■ Short exercise:
What is needed here is an exact copy of every entry.

==== Records shown

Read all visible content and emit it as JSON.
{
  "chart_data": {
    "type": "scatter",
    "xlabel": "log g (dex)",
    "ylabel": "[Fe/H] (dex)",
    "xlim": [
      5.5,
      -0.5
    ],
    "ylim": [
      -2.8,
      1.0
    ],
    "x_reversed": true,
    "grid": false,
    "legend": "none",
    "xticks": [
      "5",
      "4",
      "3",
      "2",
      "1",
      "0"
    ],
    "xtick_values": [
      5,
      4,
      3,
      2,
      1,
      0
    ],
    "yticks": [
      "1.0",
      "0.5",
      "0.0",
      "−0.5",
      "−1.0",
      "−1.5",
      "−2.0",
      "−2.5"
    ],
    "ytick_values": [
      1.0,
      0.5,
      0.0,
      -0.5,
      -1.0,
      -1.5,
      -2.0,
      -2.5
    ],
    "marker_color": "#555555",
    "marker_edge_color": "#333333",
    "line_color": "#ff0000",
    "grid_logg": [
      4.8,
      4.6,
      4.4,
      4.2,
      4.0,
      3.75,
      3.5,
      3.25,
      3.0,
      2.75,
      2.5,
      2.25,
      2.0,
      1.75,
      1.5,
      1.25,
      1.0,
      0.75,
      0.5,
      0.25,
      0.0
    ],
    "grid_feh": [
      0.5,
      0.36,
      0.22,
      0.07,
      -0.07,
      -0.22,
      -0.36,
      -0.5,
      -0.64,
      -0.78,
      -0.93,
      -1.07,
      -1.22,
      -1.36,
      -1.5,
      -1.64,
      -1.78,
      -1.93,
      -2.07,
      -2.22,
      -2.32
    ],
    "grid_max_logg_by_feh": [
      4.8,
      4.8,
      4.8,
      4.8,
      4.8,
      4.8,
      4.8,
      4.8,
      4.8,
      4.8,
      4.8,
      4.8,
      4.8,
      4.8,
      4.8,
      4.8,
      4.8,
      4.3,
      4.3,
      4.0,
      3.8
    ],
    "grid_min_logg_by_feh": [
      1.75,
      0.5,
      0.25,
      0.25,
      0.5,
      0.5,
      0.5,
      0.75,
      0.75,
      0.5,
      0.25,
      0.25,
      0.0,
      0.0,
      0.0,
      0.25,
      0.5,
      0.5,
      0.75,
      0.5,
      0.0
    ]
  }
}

========

■ Exercise response:
Read all visible content and emit it as JSON.
{
  "chart_data": {
    "type": "scatter",
    "xlabel": "log g (dex)",
    "ylabel": "[Fe/H] (dex)",
    "xlim": [
      5.5,
      -0.5
    ],
    "ylim": [
      -2.8,
      1.0
    ],
    "x_reversed": true,
    "grid": false,
    "legend": "none",
    "xticks": [
      "5",
      "4",
      "3",
      "2",
      "1",
      "0"
    ],
    "xtick_values": [
      5,
      4,
      3,
      2,
      1,
      0
    ],
    "yticks": [
      "1.0",
      "0.5",
      "0.0",
      "−0.5",
      "−1.0",
      "−1.5",
      "−2.0",
      "−2.5"
    ],
    "ytick_values": [
      1.0,
      0.5,
      0.0,
      -0.5,
      -1.0,
      -1.5,
      -2.0,
      -2.5
    ],
    "marker_color": "#555555",
    "marker_edge_color": "#333333",
    "line_color": "#ff0000",
    "grid_logg": [
      4.8,
      4.6,
      4.4,
      4.2,
      4.0,
      3.75,
      3.5,
      3.25,
      3.0,
      2.75,
      2.5,
      2.25,
      2.0,
      1.75,
      1.5,
      1.25,
      1.0,
      0.75,
      0.5,
      0.25,
      0.0
    ],
    "grid_feh": [
      0.5,
      0.36,
      0.22,
      0.07,
      -0.07,
      -0.22,
      -0.36,
      -0.5,
      -0.64,
      -0.78,
      -0.93,
      -1.07,
      -1.22,
      -1.36,
      -1.5,
      -1.64,
      -1.78,
      -1.93,
      -2.07,
      -2.22,
      -2.32
    ],
    "grid_max_logg_by_feh": [
      4.8,
      4.8,
      4.8,
      4.8,
      4.8,
      4.8,
      4.8,
      4.8,
      4.8,
      4.8,
      4.8,
      4.8,
      4.8,
      4.8,
      4.8,
      4.8,
      4.8,
      4.3,
      4.3,
      4.0,
      3.8
    ],
    "grid_min_logg_by_feh": [
      1.75,
      0.5,
      0.25,
      0.25,
      0.5,
      0.5,
      0.5,
      0.75,
      0.75,
      0.5,
      0.25,
      0.25,
      0.0,
      0.0,
      0.0,
      0.25,
      0.5,
      0.5,
      0.75,
      0.5,
      0.0
    ]
  }
}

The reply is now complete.